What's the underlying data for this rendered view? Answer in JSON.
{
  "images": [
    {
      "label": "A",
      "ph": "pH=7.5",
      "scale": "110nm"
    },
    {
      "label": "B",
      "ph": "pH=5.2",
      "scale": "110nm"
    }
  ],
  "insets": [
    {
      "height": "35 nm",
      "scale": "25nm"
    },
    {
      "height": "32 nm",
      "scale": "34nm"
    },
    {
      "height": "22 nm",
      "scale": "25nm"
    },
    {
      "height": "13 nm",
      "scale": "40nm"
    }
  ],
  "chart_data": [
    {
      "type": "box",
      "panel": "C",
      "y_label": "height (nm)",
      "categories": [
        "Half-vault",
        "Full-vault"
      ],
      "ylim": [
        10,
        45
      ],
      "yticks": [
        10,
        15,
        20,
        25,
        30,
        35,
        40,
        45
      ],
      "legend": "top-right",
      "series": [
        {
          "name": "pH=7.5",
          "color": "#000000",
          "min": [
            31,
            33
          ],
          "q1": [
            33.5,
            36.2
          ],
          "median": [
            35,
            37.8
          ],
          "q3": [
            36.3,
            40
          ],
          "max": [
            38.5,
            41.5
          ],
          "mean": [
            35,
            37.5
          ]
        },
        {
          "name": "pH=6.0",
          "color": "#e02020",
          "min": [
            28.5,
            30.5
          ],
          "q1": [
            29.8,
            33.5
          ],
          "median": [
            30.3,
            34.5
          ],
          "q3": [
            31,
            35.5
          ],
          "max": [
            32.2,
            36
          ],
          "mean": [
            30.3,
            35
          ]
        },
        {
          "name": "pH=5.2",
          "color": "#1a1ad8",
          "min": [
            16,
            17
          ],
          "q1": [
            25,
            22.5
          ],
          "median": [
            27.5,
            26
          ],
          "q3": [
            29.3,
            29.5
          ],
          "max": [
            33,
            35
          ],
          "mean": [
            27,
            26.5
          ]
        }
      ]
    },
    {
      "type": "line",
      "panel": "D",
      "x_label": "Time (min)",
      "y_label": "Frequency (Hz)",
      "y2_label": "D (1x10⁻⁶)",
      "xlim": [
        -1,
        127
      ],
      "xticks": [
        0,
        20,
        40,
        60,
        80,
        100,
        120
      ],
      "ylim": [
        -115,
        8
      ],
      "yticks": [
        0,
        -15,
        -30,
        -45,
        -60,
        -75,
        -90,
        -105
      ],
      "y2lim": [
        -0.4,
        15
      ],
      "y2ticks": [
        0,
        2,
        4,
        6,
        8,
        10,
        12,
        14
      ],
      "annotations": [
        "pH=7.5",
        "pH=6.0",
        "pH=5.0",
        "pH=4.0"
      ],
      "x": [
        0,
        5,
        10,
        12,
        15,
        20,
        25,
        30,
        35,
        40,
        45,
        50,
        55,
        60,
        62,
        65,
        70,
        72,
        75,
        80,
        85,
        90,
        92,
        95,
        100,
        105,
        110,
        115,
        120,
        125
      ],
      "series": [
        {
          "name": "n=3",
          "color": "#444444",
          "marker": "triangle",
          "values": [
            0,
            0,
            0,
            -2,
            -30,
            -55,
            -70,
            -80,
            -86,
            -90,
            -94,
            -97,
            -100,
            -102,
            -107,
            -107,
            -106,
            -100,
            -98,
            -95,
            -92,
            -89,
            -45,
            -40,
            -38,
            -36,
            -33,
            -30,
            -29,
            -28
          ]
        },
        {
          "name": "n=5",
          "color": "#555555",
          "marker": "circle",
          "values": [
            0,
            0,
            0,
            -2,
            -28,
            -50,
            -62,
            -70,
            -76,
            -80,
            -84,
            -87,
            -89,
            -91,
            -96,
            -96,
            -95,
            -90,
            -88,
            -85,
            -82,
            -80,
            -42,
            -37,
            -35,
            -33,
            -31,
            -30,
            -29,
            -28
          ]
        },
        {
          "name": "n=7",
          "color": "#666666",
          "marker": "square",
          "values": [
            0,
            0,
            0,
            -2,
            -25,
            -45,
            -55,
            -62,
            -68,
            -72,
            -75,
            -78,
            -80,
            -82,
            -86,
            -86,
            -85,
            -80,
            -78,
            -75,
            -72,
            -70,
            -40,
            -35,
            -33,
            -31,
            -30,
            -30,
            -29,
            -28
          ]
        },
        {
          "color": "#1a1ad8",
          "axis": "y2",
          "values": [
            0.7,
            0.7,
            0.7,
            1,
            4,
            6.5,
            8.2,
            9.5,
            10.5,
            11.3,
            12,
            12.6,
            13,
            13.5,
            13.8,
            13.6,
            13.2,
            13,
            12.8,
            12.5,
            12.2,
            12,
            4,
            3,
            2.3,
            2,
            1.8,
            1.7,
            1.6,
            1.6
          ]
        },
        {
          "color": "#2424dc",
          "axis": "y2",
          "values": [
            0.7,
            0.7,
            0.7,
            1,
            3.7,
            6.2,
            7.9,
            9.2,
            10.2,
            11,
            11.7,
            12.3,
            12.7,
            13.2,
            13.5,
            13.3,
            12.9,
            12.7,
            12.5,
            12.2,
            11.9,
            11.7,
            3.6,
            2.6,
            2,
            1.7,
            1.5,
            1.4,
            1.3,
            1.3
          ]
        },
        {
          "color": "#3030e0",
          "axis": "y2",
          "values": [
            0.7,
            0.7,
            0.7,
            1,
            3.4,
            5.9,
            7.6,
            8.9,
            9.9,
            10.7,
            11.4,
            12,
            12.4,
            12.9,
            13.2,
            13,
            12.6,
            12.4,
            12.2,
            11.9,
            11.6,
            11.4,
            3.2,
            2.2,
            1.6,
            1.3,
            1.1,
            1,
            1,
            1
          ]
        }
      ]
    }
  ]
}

→ Objective:
Set down the listing above in full, please, exactly as it appears.

→ Written reply:
What's the underlying data for this rendered view? Answer in JSON.
{
  "images": [
    {
      "label": "A",
      "ph": "pH=7.5",
      "scale": "110nm"
    },
    {
      "label": "B",
      "ph": "pH=5.2",
      "scale": "110nm"
    }
  ],
  "insets": [
    {
      "height": "35 nm",
      "scale": "25nm"
    },
    {
      "height": "32 nm",
      "scale": "34nm"
    },
    {
      "height": "22 nm",
      "scale": "25nm"
    },
    {
      "height": "13 nm",
      "scale": "40nm"
    }
  ],
  "chart_data": [
    {
      "type": "box",
      "panel": "C",
      "y_label": "height (nm)",
      "categories": [
        "Half-vault",
        "Full-vault"
      ],
      "ylim": [
        10,
        45
      ],
      "yticks": [
        10,
        15,
        20,
        25,
        30,
        35,
        40,
        45
      ],
      "legend": "top-right",
      "series": [
        {
          "name": "pH=7.5",
          "color": "#000000",
          "min": [
            31,
            33
          ],
          "q1": [
            33.5,
            36.2
          ],
          "median": [
            35,
            37.8
          ],
          "q3": [
            36.3,
            40
          ],
          "max": [
            38.5,
            41.5
          ],
          "mean": [
            35,
            37.5
          ]
        },
        {
          "name": "pH=6.0",
          "color": "#e02020",
          "min": [
            28.5,
            30.5
          ],
          "q1": [
            29.8,
            33.5
          ],
          "median": [
            30.3,
            34.5
          ],
          "q3": [
            31,
            35.5
          ],
          "max": [
            32.2,
            36
          ],
          "mean": [
            30.3,
            35
          ]
        },
        {
          "name": "pH=5.2",
          "color": "#1a1ad8",
          "min": [
            16,
            17
          ],
          "q1": [
            25,
            22.5
          ],
          "median": [
            27.5,
            26
          ],
          "q3": [
            29.3,
            29.5
          ],
          "max": [
            33,
            35
          ],
          "mean": [
            27,
            26.5
          ]
        }
      ]
    },
    {
      "type": "line",
      "panel": "D",
      "x_label": "Time (min)",
      "y_label": "Frequency (Hz)",
      "y2_label": "D (1x10⁻⁶)",
      "xlim": [
        -1,
        127
      ],
      "xticks": [
        0,
        20,
        40,
        60,
        80,
        100,
        120
      ],
      "ylim": [
        -115,
        8
      ],
      "yticks": [
        0,
        -15,
        -30,
        -45,
        -60,
        -75,
        -90,
        -105
      ],
      "y2lim": [
        -0.4,
        15
      ],
      "y2ticks": [
        0,
        2,
        4,
        6,
        8,
        10,
        12,
        14
      ],
      "annotations": [
        "pH=7.5",
        "pH=6.0",
        "pH=5.0",
        "pH=4.0"
      ],
      "x": [
        0,
        5,
        10,
        12,
        15,
        20,
        25,
        30,
        35,
        40,
        45,
        50,
        55,
        60,
        62,
        65,
        70,
        72,
        75,
        80,
        85,
        90,
        92,
        95,
        100,
        105,
        110,
        115,
        120,
        125
      ],
      "series": [
        {
          "name": "n=3",
          "color": "#444444",
          "marker": "triangle",
          "values": [
            0,
            0,
            0,
            -2,
            -30,
            -55,
            -70,
            -80,
            -86,
            -90,
            -94,
            -97,
            -100,
            -102,
            -107,
            -107,
            -106,
            -100,
            -98,
            -95,
            -92,
            -89,
            -45,
            -40,
            -38,
            -36,
            -33,
            -30,
            -29,
            -28
          ]
        },
        {
          "name": "n=5",
          "color": "#555555",
          "marker": "circle",
          "values": [
            0,
            0,
            0,
            -2,
            -28,
            -50,
            -62,
            -70,
            -76,
            -80,
            -84,
            -87,
            -89,
            -91,
            -96,
            -96,
            -95,
            -90,
            -88,
            -85,
            -82,
            -80,
            -42,
            -37,
            -35,
            -33,
            -31,
            -30,
            -29,
            -28
          ]
        },
        {
          "name": "n=7",
          "color": "#666666",
          "marker": "square",
          "values": [
            0,
            0,
            0,
            -2,
            -25,
            -45,
            -55,
            -62,
            -68,
            -72,
            -75,
            -78,
            -80,
            -82,
            -86,
            -86,
            -85,
            -80,
            -78,
            -75,
            -72,
            -70,
            -40,
            -35,
            -33,
            -31,
            -30,
            -30,
            -29,
            -28
          ]
        },
        {
          "color": "#1a1ad8",
          "axis": "y2",
          "values": [
            0.7,
            0.7,
            0.7,
            1,
            4,
            6.5,
            8.2,
            9.5,
            10.5,
            11.3,
            12,
            12.6,
            13,
            13.5,
            13.8,
            13.6,
            13.2,
            13,
            12.8,
            12.5,
            12.2,
            12,
            4,
            3,
            2.3,
            2,
            1.8,
            1.7,
            1.6,
            1.6
          ]
        },
        {
          "color": "#2424dc",
          "axis": "y2",
          "values": [
            0.7,
            0.7,
            0.7,
            1,
            3.7,
            6.2,
            7.9,
            9.2,
            10.2,
            11,
            11.7,
            12.3,
            12.7,
            13.2,
            13.5,
            13.3,
            12.9,
            12.7,
            12.5,
            12.2,
            11.9,
            11.7,
            3.6,
            2.6,
            2,
            1.7,
            1.5,
            1.4,
            1.3,
            1.3
          ]
        },
        {
          "color": "#3030e0",
          "axis": "y2",
          "values": [
            0.7,
            0.7,
            0.7,
            1,
            3.4,
            5.9,
            7.6,
            8.9,
            9.9,
            10.7,
            11.4,
            12,
            12.4,
            12.9,
            13.2,
            13,
            12.6,
            12.4,
            12.2,
            11.9,
            11.6,
            11.4,
            3.2,
            2.2,
            1.6,
            1.3,
            1.1,
            1,
            1,
            1
          ]
        }
      ]
    }
  ]
}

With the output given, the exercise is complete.